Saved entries
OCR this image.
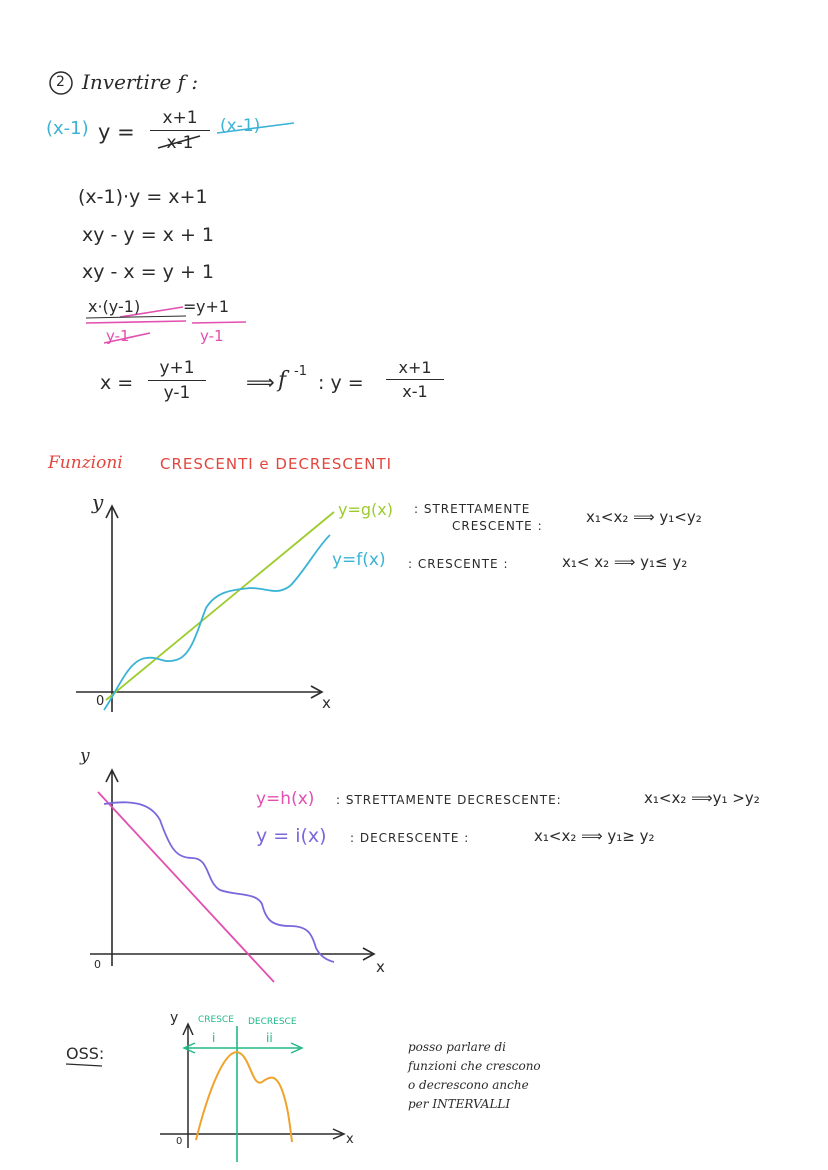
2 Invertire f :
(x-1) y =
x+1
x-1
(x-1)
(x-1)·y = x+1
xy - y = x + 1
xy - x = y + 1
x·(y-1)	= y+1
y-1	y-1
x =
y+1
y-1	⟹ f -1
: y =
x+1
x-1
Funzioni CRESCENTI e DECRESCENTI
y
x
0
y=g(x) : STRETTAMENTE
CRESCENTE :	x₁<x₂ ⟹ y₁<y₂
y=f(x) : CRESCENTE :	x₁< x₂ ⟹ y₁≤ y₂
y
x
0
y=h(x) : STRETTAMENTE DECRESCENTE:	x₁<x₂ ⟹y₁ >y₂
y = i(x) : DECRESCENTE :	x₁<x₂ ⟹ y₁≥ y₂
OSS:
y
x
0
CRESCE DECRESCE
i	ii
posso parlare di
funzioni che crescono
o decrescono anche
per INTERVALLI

* * *

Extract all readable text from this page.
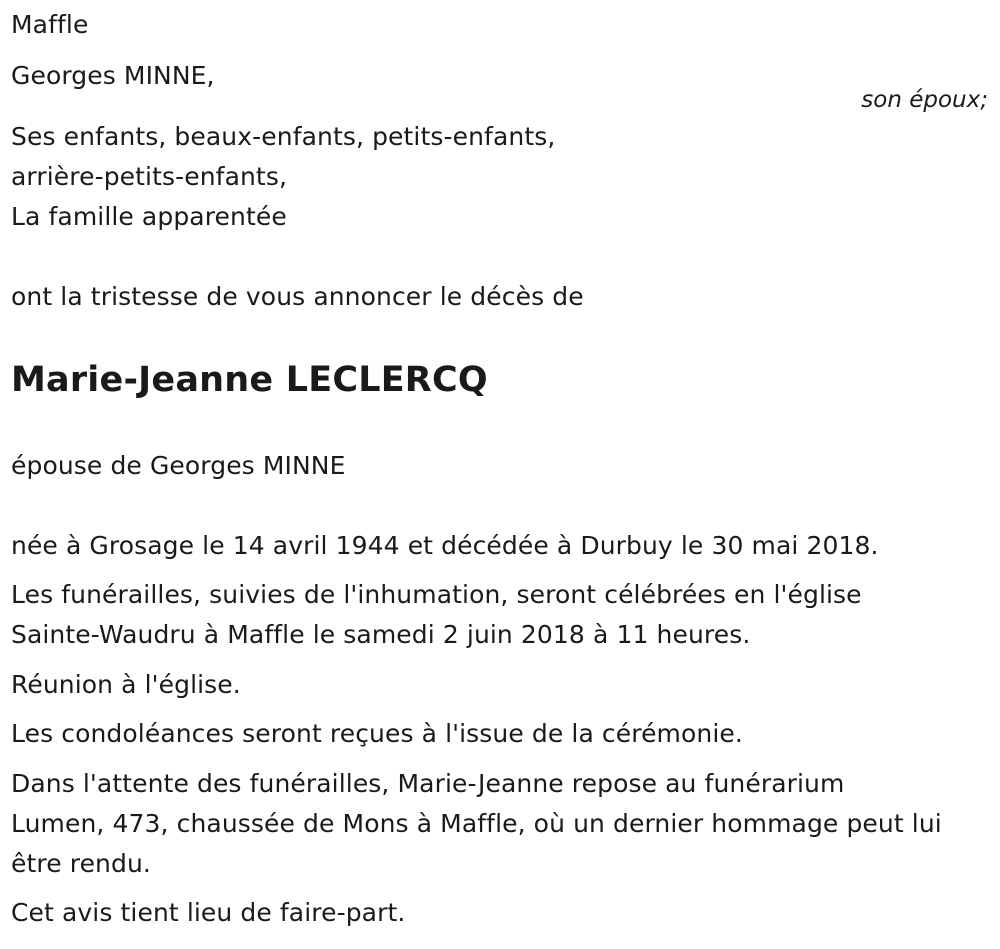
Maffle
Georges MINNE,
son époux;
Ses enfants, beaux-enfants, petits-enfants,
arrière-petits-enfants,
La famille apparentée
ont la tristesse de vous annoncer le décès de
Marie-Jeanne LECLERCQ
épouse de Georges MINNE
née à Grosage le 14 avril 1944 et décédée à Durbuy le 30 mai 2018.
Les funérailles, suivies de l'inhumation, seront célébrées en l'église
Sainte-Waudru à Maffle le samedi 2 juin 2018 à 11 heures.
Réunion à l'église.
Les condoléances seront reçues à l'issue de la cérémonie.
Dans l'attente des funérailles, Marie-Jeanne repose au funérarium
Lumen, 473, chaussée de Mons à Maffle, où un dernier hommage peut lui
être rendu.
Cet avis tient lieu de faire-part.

---

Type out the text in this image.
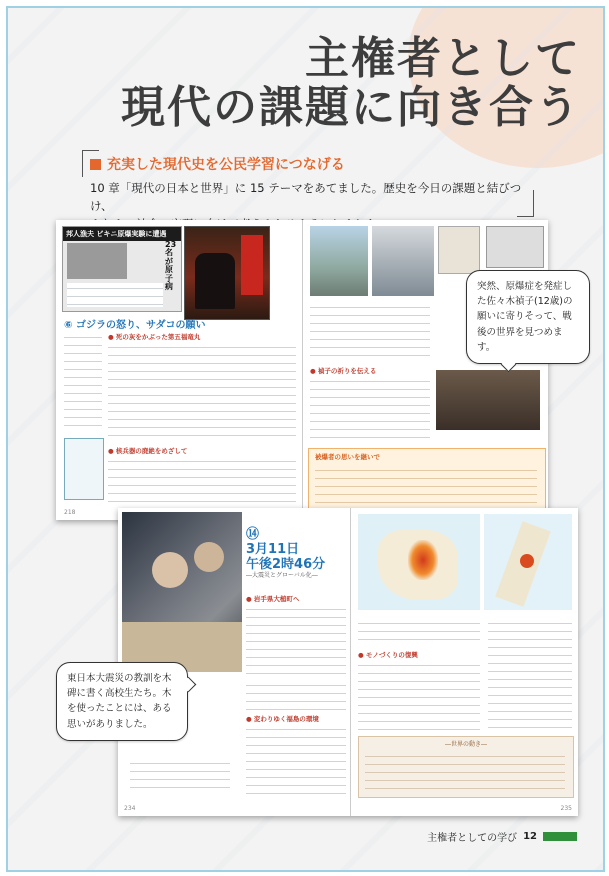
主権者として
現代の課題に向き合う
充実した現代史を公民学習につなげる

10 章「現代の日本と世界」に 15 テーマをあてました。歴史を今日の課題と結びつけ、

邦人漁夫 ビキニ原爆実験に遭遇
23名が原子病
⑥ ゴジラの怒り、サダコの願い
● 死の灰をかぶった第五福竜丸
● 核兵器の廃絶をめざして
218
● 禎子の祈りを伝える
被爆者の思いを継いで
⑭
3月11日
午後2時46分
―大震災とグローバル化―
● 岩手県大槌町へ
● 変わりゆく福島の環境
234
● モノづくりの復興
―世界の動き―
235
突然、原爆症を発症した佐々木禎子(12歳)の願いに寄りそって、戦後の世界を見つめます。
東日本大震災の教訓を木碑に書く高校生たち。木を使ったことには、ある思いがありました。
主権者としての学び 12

▶ _Aim_: In the entries above, count each line holding "funérailles" and report the total and nothing more.

▶ _Task solution_: 2